Report every line in the listing that contains the string "label".

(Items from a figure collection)
+ + +
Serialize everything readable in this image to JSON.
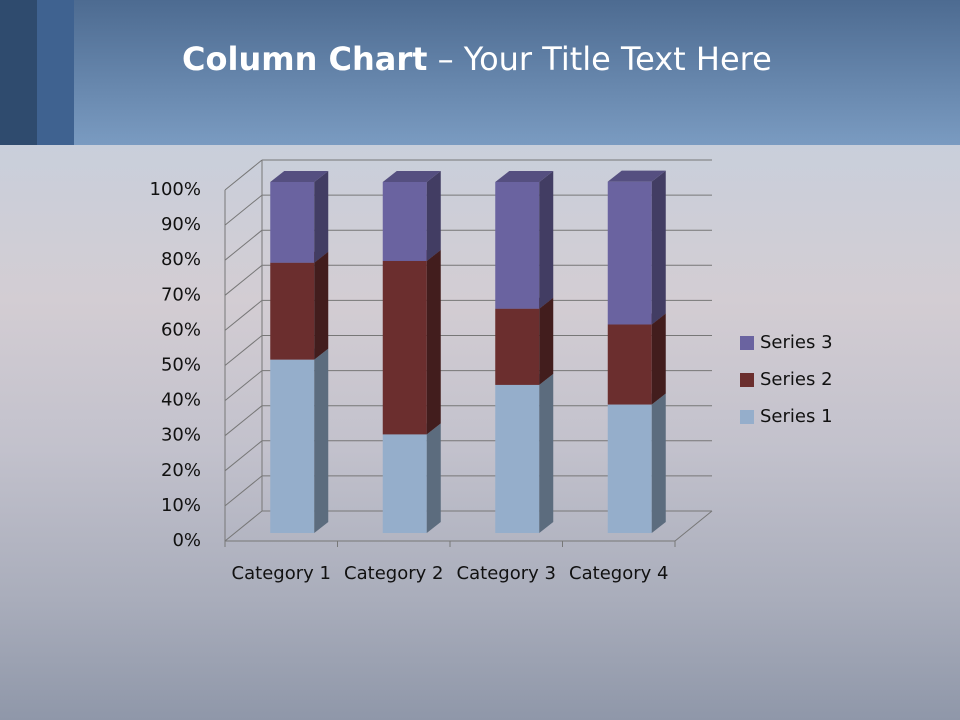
{
  "chart_data": {
    "type": "stacked3d",
    "title_bold": "Column Chart",
    "title_rest": "– Your Title Text Here",
    "categories": [
      "Category 1",
      "Category 2",
      "Category 3",
      "Category 4"
    ],
    "series": [
      {
        "name": "Series 1",
        "color": "#95aecb",
        "values": [
          49.4,
          28.1,
          42.2,
          36.6
        ]
      },
      {
        "name": "Series 2",
        "color": "#6b2e2e",
        "values": [
          27.6,
          49.4,
          21.7,
          22.8
        ]
      },
      {
        "name": "Series 3",
        "color": "#6a63a0",
        "values": [
          23.0,
          22.5,
          36.1,
          40.7
        ]
      }
    ],
    "ylim": [
      0,
      100
    ],
    "yticks": [
      {
        "value": 0,
        "label": "0%"
      },
      {
        "value": 10,
        "label": "10%"
      },
      {
        "value": 20,
        "label": "20%"
      },
      {
        "value": 30,
        "label": "30%"
      },
      {
        "value": 40,
        "label": "40%"
      },
      {
        "value": 50,
        "label": "50%"
      },
      {
        "value": 60,
        "label": "60%"
      },
      {
        "value": 70,
        "label": "70%"
      },
      {
        "value": 80,
        "label": "80%"
      },
      {
        "value": 90,
        "label": "90%"
      },
      {
        "value": 100,
        "label": "100%"
      }
    ],
    "grid": true,
    "legend": "right"
  }
}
+ + +
• _Task result_
        "label": "0%"
        "label": "10%"
        "label": "20%"
        "label": "30%"
        "label": "40%"
        "label": "50%"
        "label": "60%"
        "label": "70%"
        "label": "80%"
        "label": "90%"
        "label": "100%"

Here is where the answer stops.